§ To be done: Check each line of the listing, and copy it if it contains the word "along".

§ Material supplied:
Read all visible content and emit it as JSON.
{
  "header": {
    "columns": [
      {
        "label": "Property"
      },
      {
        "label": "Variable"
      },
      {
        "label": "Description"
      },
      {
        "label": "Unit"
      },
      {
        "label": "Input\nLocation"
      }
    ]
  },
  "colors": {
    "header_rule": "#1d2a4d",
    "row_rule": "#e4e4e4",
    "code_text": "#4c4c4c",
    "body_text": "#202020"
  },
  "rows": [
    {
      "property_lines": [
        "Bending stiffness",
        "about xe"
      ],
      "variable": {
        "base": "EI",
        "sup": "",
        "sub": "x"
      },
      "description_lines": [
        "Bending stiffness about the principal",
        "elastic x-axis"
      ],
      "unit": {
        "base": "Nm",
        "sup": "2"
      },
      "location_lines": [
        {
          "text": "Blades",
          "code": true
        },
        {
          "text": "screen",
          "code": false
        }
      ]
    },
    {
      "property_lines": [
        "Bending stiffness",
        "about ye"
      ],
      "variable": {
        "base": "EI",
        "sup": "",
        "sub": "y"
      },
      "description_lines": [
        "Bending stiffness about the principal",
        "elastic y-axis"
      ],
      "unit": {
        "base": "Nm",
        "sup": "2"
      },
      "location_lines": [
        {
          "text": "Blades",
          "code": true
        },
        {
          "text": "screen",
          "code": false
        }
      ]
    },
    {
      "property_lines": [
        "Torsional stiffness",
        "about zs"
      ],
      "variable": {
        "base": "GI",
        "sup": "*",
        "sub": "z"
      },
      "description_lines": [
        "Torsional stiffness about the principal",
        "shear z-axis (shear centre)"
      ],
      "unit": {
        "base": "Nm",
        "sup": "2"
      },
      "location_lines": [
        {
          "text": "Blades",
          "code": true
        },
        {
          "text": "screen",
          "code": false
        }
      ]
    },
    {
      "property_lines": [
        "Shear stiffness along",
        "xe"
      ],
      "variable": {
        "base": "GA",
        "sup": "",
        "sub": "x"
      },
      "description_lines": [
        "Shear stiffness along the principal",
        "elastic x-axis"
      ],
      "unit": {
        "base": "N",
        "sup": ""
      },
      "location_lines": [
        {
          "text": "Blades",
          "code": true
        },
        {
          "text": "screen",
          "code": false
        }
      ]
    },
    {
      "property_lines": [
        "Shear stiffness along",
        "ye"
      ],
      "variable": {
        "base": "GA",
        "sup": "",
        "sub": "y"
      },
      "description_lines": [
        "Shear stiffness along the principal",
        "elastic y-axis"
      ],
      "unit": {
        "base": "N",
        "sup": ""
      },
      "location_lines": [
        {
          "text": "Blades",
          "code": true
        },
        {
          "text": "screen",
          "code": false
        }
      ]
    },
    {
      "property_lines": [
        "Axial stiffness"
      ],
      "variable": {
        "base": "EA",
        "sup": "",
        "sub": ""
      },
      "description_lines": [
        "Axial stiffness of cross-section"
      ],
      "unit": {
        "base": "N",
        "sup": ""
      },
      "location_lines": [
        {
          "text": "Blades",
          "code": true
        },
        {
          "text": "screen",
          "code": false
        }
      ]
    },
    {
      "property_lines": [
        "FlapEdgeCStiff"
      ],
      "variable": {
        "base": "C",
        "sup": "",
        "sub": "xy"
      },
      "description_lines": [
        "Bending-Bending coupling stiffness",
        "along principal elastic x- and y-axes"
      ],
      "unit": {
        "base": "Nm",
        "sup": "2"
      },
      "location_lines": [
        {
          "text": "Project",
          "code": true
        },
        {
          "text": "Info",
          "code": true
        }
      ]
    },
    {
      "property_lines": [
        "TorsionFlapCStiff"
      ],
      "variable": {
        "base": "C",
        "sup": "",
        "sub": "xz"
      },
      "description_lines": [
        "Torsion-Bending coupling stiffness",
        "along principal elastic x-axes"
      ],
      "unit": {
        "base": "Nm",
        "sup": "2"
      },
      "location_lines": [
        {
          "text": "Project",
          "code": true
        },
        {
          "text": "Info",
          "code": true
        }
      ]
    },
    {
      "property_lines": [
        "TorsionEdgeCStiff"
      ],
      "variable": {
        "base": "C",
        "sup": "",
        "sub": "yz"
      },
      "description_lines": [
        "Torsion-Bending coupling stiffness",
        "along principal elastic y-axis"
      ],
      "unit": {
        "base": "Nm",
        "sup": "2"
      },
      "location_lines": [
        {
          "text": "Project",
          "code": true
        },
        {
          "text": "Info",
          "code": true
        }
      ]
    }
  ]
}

§ Task response:
        "Shear stiffness along",
        "Shear stiffness along the principal",
        "Shear stiffness along",
        "Shear stiffness along the principal",
        "along principal elastic x- and y-axes"
        "along principal elastic x-axes"
        "along principal elastic y-axis"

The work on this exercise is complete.